'''

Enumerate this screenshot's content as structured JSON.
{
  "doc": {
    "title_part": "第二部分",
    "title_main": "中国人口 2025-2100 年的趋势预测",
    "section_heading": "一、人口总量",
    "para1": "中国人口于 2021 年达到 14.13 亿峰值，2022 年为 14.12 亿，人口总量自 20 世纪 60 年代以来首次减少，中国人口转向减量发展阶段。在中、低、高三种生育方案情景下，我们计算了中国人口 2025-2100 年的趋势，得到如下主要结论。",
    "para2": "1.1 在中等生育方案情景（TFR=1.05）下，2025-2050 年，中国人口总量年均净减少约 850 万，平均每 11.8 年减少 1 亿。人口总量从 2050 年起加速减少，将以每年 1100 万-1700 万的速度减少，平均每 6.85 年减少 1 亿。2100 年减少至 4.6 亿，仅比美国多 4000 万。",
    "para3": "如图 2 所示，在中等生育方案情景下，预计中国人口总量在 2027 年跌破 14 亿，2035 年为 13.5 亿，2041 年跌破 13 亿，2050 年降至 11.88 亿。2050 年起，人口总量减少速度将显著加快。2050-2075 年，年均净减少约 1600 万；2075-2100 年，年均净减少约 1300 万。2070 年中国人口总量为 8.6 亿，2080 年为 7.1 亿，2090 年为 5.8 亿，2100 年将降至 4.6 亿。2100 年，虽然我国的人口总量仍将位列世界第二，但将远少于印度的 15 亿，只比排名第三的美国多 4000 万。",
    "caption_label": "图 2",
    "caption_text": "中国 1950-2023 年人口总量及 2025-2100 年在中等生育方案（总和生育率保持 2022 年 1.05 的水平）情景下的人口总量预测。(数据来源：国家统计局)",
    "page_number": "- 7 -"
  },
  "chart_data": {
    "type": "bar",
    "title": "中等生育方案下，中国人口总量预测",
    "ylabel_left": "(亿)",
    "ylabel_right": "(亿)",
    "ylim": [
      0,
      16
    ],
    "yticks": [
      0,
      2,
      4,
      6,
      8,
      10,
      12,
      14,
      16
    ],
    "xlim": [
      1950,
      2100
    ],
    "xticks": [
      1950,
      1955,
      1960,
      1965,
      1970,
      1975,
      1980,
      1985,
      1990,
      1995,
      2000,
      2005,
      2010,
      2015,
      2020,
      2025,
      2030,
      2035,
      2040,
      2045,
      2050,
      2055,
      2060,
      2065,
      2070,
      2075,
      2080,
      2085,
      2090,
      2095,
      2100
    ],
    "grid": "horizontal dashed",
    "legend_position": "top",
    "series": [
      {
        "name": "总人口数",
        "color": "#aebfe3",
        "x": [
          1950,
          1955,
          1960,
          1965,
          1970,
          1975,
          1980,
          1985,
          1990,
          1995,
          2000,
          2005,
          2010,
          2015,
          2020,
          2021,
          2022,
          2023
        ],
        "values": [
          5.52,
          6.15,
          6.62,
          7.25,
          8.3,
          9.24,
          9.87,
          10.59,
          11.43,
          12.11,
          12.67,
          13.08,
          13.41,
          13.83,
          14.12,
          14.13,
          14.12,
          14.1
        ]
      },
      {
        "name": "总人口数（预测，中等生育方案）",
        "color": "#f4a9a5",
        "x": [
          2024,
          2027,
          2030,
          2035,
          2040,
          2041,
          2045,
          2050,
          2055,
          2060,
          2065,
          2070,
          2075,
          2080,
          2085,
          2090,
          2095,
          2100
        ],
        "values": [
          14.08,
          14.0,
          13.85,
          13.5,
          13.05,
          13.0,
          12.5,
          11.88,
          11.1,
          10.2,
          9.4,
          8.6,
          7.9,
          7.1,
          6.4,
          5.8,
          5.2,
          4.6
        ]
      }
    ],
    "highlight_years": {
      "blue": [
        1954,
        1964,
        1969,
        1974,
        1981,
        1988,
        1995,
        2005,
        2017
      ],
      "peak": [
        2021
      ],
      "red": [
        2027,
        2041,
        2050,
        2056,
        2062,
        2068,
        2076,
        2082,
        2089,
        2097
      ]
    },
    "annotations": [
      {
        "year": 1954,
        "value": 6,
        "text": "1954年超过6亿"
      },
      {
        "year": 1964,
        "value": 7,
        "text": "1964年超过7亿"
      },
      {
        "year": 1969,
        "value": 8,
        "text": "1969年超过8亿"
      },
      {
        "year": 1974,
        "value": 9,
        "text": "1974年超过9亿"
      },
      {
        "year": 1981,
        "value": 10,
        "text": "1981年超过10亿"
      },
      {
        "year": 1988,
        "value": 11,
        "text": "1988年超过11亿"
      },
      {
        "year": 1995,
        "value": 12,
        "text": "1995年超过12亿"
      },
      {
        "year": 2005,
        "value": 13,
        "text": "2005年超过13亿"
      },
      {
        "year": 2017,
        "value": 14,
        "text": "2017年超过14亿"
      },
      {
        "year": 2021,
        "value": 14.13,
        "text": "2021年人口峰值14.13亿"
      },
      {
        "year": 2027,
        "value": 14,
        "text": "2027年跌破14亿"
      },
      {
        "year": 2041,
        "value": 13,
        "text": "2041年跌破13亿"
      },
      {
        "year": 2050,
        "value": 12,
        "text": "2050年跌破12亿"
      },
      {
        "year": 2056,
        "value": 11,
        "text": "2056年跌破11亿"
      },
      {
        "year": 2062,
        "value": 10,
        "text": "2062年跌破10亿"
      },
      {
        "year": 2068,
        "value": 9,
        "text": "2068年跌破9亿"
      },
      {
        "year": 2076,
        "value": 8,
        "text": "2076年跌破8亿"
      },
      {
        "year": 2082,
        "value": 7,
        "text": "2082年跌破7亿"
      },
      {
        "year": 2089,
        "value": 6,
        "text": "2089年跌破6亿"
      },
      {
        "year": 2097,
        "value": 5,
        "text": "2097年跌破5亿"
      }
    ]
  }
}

'''

- _STATED GOAL_:
Reproduce the listing shown above in its entirety, exactly.

- _RESPONSE BELOW_:
Enumerate this screenshot's content as structured JSON.
{
  "doc": {
    "title_part": "第二部分",
    "title_main": "中国人口 2025-2100 年的趋势预测",
    "section_heading": "一、人口总量",
    "para1": "中国人口于 2021 年达到 14.13 亿峰值，2022 年为 14.12 亿，人口总量自 20 世纪 60 年代以来首次减少，中国人口转向减量发展阶段。在中、低、高三种生育方案情景下，我们计算了中国人口 2025-2100 年的趋势，得到如下主要结论。",
    "para2": "1.1 在中等生育方案情景（TFR=1.05）下，2025-2050 年，中国人口总量年均净减少约 850 万，平均每 11.8 年减少 1 亿。人口总量从 2050 年起加速减少，将以每年 1100 万-1700 万的速度减少，平均每 6.85 年减少 1 亿。2100 年减少至 4.6 亿，仅比美国多 4000 万。",
    "para3": "如图 2 所示，在中等生育方案情景下，预计中国人口总量在 2027 年跌破 14 亿，2035 年为 13.5 亿，2041 年跌破 13 亿，2050 年降至 11.88 亿。2050 年起，人口总量减少速度将显著加快。2050-2075 年，年均净减少约 1600 万；2075-2100 年，年均净减少约 1300 万。2070 年中国人口总量为 8.6 亿，2080 年为 7.1 亿，2090 年为 5.8 亿，2100 年将降至 4.6 亿。2100 年，虽然我国的人口总量仍将位列世界第二，但将远少于印度的 15 亿，只比排名第三的美国多 4000 万。",
    "caption_label": "图 2",
    "caption_text": "中国 1950-2023 年人口总量及 2025-2100 年在中等生育方案（总和生育率保持 2022 年 1.05 的水平）情景下的人口总量预测。(数据来源：国家统计局)",
    "page_number": "- 7 -"
  },
  "chart_data": {
    "type": "bar",
    "title": "中等生育方案下，中国人口总量预测",
    "ylabel_left": "(亿)",
    "ylabel_right": "(亿)",
    "ylim": [
      0,
      16
    ],
    "yticks": [
      0,
      2,
      4,
      6,
      8,
      10,
      12,
      14,
      16
    ],
    "xlim": [
      1950,
      2100
    ],
    "xticks": [
      1950,
      1955,
      1960,
      1965,
      1970,
      1975,
      1980,
      1985,
      1990,
      1995,
      2000,
      2005,
      2010,
      2015,
      2020,
      2025,
      2030,
      2035,
      2040,
      2045,
      2050,
      2055,
      2060,
      2065,
      2070,
      2075,
      2080,
      2085,
      2090,
      2095,
      2100
    ],
    "grid": "horizontal dashed",
    "legend_position": "top",
    "series": [
      {
        "name": "总人口数",
        "color": "#aebfe3",
        "x": [
          1950,
          1955,
          1960,
          1965,
          1970,
          1975,
          1980,
          1985,
          1990,
          1995,
          2000,
          2005,
          2010,
          2015,
          2020,
          2021,
          2022,
          2023
        ],
        "values": [
          5.52,
          6.15,
          6.62,
          7.25,
          8.3,
          9.24,
          9.87,
          10.59,
          11.43,
          12.11,
          12.67,
          13.08,
          13.41,
          13.83,
          14.12,
          14.13,
          14.12,
          14.1
        ]
      },
      {
        "name": "总人口数（预测，中等生育方案）",
        "color": "#f4a9a5",
        "x": [
          2024,
          2027,
          2030,
          2035,
          2040,
          2041,
          2045,
          2050,
          2055,
          2060,
          2065,
          2070,
          2075,
          2080,
          2085,
          2090,
          2095,
          2100
        ],
        "values": [
          14.08,
          14.0,
          13.85,
          13.5,
          13.05,
          13.0,
          12.5,
          11.88,
          11.1,
          10.2,
          9.4,
          8.6,
          7.9,
          7.1,
          6.4,
          5.8,
          5.2,
          4.6
        ]
      }
    ],
    "highlight_years": {
      "blue": [
        1954,
        1964,
        1969,
        1974,
        1981,
        1988,
        1995,
        2005,
        2017
      ],
      "peak": [
        2021
      ],
      "red": [
        2027,
        2041,
        2050,
        2056,
        2062,
        2068,
        2076,
        2082,
        2089,
        2097
      ]
    },
    "annotations": [
      {
        "year": 1954,
        "value": 6,
        "text": "1954年超过6亿"
      },
      {
        "year": 1964,
        "value": 7,
        "text": "1964年超过7亿"
      },
      {
        "year": 1969,
        "value": 8,
        "text": "1969年超过8亿"
      },
      {
        "year": 1974,
        "value": 9,
        "text": "1974年超过9亿"
      },
      {
        "year": 1981,
        "value": 10,
        "text": "1981年超过10亿"
      },
      {
        "year": 1988,
        "value": 11,
        "text": "1988年超过11亿"
      },
      {
        "year": 1995,
        "value": 12,
        "text": "1995年超过12亿"
      },
      {
        "year": 2005,
        "value": 13,
        "text": "2005年超过13亿"
      },
      {
        "year": 2017,
        "value": 14,
        "text": "2017年超过14亿"
      },
      {
        "year": 2021,
        "value": 14.13,
        "text": "2021年人口峰值14.13亿"
      },
      {
        "year": 2027,
        "value": 14,
        "text": "2027年跌破14亿"
      },
      {
        "year": 2041,
        "value": 13,
        "text": "2041年跌破13亿"
      },
      {
        "year": 2050,
        "value": 12,
        "text": "2050年跌破12亿"
      },
      {
        "year": 2056,
        "value": 11,
        "text": "2056年跌破11亿"
      },
      {
        "year": 2062,
        "value": 10,
        "text": "2062年跌破10亿"
      },
      {
        "year": 2068,
        "value": 9,
        "text": "2068年跌破9亿"
      },
      {
        "year": 2076,
        "value": 8,
        "text": "2076年跌破8亿"
      },
      {
        "year": 2082,
        "value": 7,
        "text": "2082年跌破7亿"
      },
      {
        "year": 2089,
        "value": 6,
        "text": "2089年跌破6亿"
      },
      {
        "year": 2097,
        "value": 5,
        "text": "2097年跌破5亿"
      }
    ]
  }
}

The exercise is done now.